The records below should be written out again, exactly.

(Dataset rows)
◆ ◆ ◆

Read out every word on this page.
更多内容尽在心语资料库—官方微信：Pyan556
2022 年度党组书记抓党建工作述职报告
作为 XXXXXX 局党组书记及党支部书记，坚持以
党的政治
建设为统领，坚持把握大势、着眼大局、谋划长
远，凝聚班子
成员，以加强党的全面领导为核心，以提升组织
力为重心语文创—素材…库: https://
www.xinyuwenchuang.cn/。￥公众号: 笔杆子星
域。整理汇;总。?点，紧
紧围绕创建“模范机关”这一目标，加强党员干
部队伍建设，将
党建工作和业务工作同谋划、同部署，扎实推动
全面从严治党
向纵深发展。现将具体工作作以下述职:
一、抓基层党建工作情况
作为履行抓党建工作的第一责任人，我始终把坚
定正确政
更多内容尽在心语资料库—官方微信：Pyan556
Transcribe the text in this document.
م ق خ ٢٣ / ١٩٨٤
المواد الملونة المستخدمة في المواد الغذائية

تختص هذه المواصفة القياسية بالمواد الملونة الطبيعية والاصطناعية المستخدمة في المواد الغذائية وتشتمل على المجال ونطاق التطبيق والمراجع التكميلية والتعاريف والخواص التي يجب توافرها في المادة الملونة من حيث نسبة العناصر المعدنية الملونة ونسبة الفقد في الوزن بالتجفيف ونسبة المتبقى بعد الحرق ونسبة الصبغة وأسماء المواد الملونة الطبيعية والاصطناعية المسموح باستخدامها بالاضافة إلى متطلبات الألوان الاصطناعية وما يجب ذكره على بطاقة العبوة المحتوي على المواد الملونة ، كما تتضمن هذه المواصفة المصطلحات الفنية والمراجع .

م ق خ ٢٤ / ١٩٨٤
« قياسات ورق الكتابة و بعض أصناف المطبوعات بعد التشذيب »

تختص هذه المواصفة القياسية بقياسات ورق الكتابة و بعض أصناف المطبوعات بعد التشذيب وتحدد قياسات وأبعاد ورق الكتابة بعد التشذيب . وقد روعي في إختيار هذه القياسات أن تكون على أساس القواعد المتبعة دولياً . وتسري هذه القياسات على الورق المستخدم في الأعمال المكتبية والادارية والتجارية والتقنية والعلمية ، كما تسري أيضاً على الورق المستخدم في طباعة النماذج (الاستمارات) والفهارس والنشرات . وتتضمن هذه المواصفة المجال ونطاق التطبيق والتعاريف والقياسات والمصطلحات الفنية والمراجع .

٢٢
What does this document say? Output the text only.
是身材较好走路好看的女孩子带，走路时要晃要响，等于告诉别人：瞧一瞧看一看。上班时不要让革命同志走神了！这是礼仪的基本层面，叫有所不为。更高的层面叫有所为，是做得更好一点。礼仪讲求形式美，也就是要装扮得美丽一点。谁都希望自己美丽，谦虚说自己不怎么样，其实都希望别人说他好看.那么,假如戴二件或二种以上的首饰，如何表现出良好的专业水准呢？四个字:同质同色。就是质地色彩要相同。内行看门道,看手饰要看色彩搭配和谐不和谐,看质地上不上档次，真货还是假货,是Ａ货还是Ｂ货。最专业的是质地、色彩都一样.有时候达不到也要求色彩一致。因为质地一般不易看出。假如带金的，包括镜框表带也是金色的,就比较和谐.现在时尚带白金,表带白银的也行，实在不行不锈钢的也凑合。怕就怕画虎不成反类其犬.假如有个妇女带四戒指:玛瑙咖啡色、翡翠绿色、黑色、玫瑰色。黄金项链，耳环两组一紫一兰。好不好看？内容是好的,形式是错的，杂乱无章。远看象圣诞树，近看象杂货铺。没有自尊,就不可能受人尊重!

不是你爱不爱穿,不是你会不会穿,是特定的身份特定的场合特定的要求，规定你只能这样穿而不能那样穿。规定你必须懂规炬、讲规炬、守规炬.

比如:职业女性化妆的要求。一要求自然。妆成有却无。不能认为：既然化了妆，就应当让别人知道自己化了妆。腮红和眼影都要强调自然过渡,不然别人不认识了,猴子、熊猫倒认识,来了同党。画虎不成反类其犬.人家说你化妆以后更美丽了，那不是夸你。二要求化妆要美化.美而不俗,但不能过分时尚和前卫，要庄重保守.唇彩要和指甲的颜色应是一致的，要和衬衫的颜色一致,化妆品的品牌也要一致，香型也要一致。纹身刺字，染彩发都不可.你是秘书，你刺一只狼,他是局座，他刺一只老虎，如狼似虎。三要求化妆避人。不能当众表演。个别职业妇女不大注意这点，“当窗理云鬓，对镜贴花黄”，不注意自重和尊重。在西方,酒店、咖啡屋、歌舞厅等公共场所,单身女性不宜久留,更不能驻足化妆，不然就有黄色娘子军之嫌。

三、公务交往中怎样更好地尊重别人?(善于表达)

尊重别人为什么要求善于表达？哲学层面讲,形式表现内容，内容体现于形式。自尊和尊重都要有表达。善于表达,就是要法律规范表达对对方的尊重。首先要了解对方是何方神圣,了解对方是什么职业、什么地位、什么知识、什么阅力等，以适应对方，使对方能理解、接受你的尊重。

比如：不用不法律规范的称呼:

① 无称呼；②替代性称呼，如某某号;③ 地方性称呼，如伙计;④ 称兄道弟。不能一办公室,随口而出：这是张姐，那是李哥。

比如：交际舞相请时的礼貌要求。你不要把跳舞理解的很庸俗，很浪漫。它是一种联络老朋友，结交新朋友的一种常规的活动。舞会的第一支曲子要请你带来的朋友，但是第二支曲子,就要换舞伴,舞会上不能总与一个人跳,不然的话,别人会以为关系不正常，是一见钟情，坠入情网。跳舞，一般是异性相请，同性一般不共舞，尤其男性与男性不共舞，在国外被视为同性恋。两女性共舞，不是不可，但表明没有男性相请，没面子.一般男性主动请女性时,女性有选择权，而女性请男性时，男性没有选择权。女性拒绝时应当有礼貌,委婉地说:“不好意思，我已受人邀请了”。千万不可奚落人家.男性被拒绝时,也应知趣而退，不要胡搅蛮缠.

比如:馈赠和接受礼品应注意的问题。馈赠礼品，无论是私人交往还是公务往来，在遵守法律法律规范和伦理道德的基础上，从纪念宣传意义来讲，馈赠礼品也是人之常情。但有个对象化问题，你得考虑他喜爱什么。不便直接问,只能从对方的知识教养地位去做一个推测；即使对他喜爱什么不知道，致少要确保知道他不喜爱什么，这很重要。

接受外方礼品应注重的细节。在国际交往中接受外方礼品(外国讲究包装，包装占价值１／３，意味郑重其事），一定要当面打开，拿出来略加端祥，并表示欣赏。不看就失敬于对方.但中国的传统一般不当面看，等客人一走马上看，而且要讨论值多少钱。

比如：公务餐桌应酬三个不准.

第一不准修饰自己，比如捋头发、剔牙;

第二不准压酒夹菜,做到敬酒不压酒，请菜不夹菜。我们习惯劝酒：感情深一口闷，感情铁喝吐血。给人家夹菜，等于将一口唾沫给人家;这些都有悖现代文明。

◆ ◆ ◆

**EXERCISE RESPONSE**
Read out every word on this page.
更多内容尽在心语资料库—官方微信：Pyan556
2022 年度党组书记抓党建工作述职报告
作为 XXXXXX 局党组书记及党支部书记，坚持以
党的政治
建设为统领，坚持把握大势、着眼大局、谋划长
远，凝聚班子
成员，以加强党的全面领导为核心，以提升组织
力为重心语文创—素材…库: https://
www.xinyuwenchuang.cn/。￥公众号: 笔杆子星
域。整理汇;总。?点，紧
紧围绕创建“模范机关”这一目标，加强党员干
部队伍建设，将
党建工作和业务工作同谋划、同部署，扎实推动
全面从严治党
向纵深发展。现将具体工作作以下述职:
一、抓基层党建工作情况
作为履行抓党建工作的第一责任人，我始终把坚
定正确政
更多内容尽在心语资料库—官方微信：Pyan556
Transcribe the text in this document.
م ق خ ٢٣ / ١٩٨٤
المواد الملونة المستخدمة في المواد الغذائية

تختص هذه المواصفة القياسية بالمواد الملونة الطبيعية والاصطناعية المستخدمة في المواد الغذائية وتشتمل على المجال ونطاق التطبيق والمراجع التكميلية والتعاريف والخواص التي يجب توافرها في المادة الملونة من حيث نسبة العناصر المعدنية الملونة ونسبة الفقد في الوزن بالتجفيف ونسبة المتبقى بعد الحرق ونسبة الصبغة وأسماء المواد الملونة الطبيعية والاصطناعية المسموح باستخدامها بالاضافة إلى متطلبات الألوان الاصطناعية وما يجب ذكره على بطاقة العبوة المحتوي على المواد الملونة ، كما تتضمن هذه المواصفة المصطلحات الفنية والمراجع .

م ق خ ٢٤ / ١٩٨٤
« قياسات ورق الكتابة و بعض أصناف المطبوعات بعد التشذيب »

تختص هذه المواصفة القياسية بقياسات ورق الكتابة و بعض أصناف المطبوعات بعد التشذيب وتحدد قياسات وأبعاد ورق الكتابة بعد التشذيب . وقد روعي في إختيار هذه القياسات أن تكون على أساس القواعد المتبعة دولياً . وتسري هذه القياسات على الورق المستخدم في الأعمال المكتبية والادارية والتجارية والتقنية والعلمية ، كما تسري أيضاً على الورق المستخدم في طباعة النماذج (الاستمارات) والفهارس والنشرات . وتتضمن هذه المواصفة المجال ونطاق التطبيق والتعاريف والقياسات والمصطلحات الفنية والمراجع .

٢٢
What does this document say? Output the text only.
是身材较好走路好看的女孩子带，走路时要晃要响，等于告诉别人：瞧一瞧看一看。上班时不要让革命同志走神了！这是礼仪的基本层面，叫有所不为。更高的层面叫有所为，是做得更好一点。礼仪讲求形式美，也就是要装扮得美丽一点。谁都希望自己美丽，谦虚说自己不怎么样，其实都希望别人说他好看.那么,假如戴二件或二种以上的首饰，如何表现出良好的专业水准呢？四个字:同质同色。就是质地色彩要相同。内行看门道,看手饰要看色彩搭配和谐不和谐,看质地上不上档次，真货还是假货,是Ａ货还是Ｂ货。最专业的是质地、色彩都一样.有时候达不到也要求色彩一致。因为质地一般不易看出。假如带金的，包括镜框表带也是金色的,就比较和谐.现在时尚带白金,表带白银的也行，实在不行不锈钢的也凑合。怕就怕画虎不成反类其犬.假如有个妇女带四戒指:玛瑙咖啡色、翡翠绿色、黑色、玫瑰色。黄金项链，耳环两组一紫一兰。好不好看？内容是好的,形式是错的，杂乱无章。远看象圣诞树，近看象杂货铺。没有自尊,就不可能受人尊重!

不是你爱不爱穿,不是你会不会穿,是特定的身份特定的场合特定的要求，规定你只能这样穿而不能那样穿。规定你必须懂规炬、讲规炬、守规炬.

比如:职业女性化妆的要求。一要求自然。妆成有却无。不能认为：既然化了妆，就应当让别人知道自己化了妆。腮红和眼影都要强调自然过渡,不然别人不认识了,猴子、熊猫倒认识,来了同党。画虎不成反类其犬.人家说你化妆以后更美丽了，那不是夸你。二要求化妆要美化.美而不俗,但不能过分时尚和前卫，要庄重保守.唇彩要和指甲的颜色应是一致的，要和衬衫的颜色一致,化妆品的品牌也要一致，香型也要一致。纹身刺字，染彩发都不可.你是秘书，你刺一只狼,他是局座，他刺一只老虎，如狼似虎。三要求化妆避人。不能当众表演。个别职业妇女不大注意这点，“当窗理云鬓，对镜贴花黄”，不注意自重和尊重。在西方,酒店、咖啡屋、歌舞厅等公共场所,单身女性不宜久留,更不能驻足化妆，不然就有黄色娘子军之嫌。

三、公务交往中怎样更好地尊重别人?(善于表达)

尊重别人为什么要求善于表达？哲学层面讲,形式表现内容，内容体现于形式。自尊和尊重都要有表达。善于表达,就是要法律规范表达对对方的尊重。首先要了解对方是何方神圣,了解对方是什么职业、什么地位、什么知识、什么阅力等，以适应对方，使对方能理解、接受你的尊重。

比如：不用不法律规范的称呼:

① 无称呼；②替代性称呼，如某某号;③ 地方性称呼，如伙计;④ 称兄道弟。不能一办公室,随口而出：这是张姐，那是李哥。

比如：交际舞相请时的礼貌要求。你不要把跳舞理解的很庸俗，很浪漫。它是一种联络老朋友，结交新朋友的一种常规的活动。舞会的第一支曲子要请你带来的朋友，但是第二支曲子,就要换舞伴,舞会上不能总与一个人跳,不然的话,别人会以为关系不正常，是一见钟情，坠入情网。跳舞，一般是异性相请，同性一般不共舞，尤其男性与男性不共舞，在国外被视为同性恋。两女性共舞，不是不可，但表明没有男性相请，没面子.一般男性主动请女性时,女性有选择权，而女性请男性时，男性没有选择权。女性拒绝时应当有礼貌,委婉地说:“不好意思，我已受人邀请了”。千万不可奚落人家.男性被拒绝时,也应知趣而退，不要胡搅蛮缠.

比如:馈赠和接受礼品应注意的问题。馈赠礼品，无论是私人交往还是公务往来，在遵守法律法律规范和伦理道德的基础上，从纪念宣传意义来讲，馈赠礼品也是人之常情。但有个对象化问题，你得考虑他喜爱什么。不便直接问,只能从对方的知识教养地位去做一个推测；即使对他喜爱什么不知道，致少要确保知道他不喜爱什么，这很重要。

接受外方礼品应注重的细节。在国际交往中接受外方礼品(外国讲究包装，包装占价值１／３，意味郑重其事），一定要当面打开，拿出来略加端祥，并表示欣赏。不看就失敬于对方.但中国的传统一般不当面看，等客人一走马上看，而且要讨论值多少钱。

比如：公务餐桌应酬三个不准.

第一不准修饰自己，比如捋头发、剔牙;

第二不准压酒夹菜,做到敬酒不压酒，请菜不夹菜。我们习惯劝酒：感情深一口闷，感情铁喝吐血。给人家夹菜，等于将一口唾沫给人家;这些都有悖现代文明。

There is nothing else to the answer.